Start of INPUT RECORDS

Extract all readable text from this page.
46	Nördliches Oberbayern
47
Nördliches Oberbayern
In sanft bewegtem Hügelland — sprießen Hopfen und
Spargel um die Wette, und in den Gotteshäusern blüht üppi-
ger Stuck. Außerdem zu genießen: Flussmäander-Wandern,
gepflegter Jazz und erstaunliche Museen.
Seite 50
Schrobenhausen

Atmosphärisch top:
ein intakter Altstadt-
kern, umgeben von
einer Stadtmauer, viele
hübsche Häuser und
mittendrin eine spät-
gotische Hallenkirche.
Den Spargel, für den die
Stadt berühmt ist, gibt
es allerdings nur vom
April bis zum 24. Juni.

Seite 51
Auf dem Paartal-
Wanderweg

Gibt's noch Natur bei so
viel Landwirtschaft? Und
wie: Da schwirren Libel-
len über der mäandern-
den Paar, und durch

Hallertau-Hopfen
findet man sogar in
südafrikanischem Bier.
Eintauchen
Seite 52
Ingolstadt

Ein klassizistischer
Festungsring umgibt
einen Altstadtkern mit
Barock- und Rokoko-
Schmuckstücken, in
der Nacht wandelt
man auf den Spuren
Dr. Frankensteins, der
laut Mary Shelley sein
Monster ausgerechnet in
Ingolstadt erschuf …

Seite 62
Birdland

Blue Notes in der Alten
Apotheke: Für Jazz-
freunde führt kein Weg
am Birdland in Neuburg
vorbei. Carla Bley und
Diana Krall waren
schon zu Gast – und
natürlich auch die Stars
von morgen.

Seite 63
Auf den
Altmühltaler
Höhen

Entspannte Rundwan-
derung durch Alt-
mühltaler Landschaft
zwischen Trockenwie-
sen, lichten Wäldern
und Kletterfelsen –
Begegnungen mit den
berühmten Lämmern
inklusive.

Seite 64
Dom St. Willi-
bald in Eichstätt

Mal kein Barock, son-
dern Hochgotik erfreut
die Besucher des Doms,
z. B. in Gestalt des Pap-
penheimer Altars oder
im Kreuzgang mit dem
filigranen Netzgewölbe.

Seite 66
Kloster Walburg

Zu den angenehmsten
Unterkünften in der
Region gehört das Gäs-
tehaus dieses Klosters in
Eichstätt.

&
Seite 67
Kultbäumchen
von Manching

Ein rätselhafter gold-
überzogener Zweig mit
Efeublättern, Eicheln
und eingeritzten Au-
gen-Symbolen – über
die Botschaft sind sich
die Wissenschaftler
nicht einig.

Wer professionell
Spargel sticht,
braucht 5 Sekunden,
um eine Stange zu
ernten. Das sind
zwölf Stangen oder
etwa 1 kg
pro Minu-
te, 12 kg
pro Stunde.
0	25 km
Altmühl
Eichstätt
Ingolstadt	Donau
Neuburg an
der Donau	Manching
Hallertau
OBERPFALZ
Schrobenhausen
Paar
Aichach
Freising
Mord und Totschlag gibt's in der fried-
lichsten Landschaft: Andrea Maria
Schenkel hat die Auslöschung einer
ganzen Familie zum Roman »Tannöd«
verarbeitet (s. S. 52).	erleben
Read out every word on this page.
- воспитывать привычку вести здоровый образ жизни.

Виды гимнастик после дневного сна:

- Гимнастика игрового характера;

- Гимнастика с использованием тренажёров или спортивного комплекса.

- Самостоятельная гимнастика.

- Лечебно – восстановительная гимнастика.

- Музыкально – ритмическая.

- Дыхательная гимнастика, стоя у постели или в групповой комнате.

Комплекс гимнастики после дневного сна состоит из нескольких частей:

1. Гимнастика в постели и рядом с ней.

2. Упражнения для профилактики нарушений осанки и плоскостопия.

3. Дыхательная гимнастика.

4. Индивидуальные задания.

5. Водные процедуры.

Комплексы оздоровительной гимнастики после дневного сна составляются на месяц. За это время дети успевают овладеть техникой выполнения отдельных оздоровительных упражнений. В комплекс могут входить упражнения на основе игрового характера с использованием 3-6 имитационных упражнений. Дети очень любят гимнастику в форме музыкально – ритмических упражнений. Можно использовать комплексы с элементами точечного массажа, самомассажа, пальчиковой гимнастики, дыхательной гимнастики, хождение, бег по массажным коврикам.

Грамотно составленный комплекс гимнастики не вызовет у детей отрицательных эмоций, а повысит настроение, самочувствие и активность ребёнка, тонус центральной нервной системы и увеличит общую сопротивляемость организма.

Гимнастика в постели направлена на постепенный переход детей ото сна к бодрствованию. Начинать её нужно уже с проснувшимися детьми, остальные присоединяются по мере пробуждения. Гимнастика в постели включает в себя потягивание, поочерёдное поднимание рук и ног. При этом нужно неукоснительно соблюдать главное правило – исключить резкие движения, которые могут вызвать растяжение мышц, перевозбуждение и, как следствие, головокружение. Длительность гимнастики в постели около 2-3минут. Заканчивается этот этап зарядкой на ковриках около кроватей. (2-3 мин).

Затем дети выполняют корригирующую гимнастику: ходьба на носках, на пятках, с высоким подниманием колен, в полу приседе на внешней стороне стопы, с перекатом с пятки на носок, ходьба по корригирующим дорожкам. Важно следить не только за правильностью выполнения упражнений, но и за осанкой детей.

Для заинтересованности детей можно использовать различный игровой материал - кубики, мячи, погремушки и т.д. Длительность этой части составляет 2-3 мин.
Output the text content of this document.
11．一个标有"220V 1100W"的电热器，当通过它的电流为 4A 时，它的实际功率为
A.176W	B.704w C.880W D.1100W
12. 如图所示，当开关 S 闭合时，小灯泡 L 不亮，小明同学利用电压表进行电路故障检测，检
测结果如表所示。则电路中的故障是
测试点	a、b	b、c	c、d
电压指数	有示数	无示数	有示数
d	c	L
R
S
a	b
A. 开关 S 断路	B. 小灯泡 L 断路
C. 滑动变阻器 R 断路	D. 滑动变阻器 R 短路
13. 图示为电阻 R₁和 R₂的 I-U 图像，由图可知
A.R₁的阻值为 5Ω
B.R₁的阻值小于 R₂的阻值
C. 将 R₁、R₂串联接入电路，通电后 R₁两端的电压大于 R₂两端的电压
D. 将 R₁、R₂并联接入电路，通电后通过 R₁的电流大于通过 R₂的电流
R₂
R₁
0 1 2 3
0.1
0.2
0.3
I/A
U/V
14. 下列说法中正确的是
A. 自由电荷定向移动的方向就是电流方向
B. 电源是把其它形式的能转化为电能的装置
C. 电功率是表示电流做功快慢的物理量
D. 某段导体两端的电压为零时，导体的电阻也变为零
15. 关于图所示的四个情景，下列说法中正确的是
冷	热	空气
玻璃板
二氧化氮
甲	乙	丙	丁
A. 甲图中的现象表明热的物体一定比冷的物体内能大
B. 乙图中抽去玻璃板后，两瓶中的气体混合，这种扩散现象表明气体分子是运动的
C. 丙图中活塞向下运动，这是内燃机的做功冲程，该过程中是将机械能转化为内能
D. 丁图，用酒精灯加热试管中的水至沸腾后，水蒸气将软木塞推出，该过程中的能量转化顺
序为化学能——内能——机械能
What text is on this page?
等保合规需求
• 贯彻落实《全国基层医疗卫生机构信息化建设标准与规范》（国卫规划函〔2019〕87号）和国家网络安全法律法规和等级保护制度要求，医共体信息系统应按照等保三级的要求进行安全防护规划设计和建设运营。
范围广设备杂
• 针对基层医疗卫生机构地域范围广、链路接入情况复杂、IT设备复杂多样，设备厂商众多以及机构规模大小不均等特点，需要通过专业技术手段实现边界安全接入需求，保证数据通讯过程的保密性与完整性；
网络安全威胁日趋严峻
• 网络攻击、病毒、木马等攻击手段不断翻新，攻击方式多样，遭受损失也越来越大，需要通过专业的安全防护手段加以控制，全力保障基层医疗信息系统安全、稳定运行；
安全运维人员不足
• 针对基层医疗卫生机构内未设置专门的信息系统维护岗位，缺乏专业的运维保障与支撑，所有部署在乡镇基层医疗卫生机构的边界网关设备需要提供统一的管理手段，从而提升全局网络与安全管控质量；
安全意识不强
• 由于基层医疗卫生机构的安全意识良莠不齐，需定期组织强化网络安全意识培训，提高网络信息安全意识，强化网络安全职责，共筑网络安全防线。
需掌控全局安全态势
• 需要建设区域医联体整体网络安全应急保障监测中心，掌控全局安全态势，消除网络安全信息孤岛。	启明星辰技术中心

End of INPUT RECORDS

REQUIRED TASK: List all lines holding the string "дневного".

WRITTEN RESPONSE:
Виды гимнастик после дневного сна:
Комплекс гимнастики после дневного сна состоит из нескольких частей:
Комплексы оздоровительной гимнастики после дневного сна составляются на месяц. За это время дети успевают овладеть техникой выполнения отдельных оздоровительных упражнений. В комплекс могут входить упражнения на основе игрового характера с использованием 3-6 имитационных упражнений. Дети очень любят гимнастику в форме музыкально – ритмических упражнений. Можно использовать комплексы с элементами точечного массажа, самомассажа, пальчиковой гимнастики, дыхательной гимнастики, хождение, бег по массажным коврикам.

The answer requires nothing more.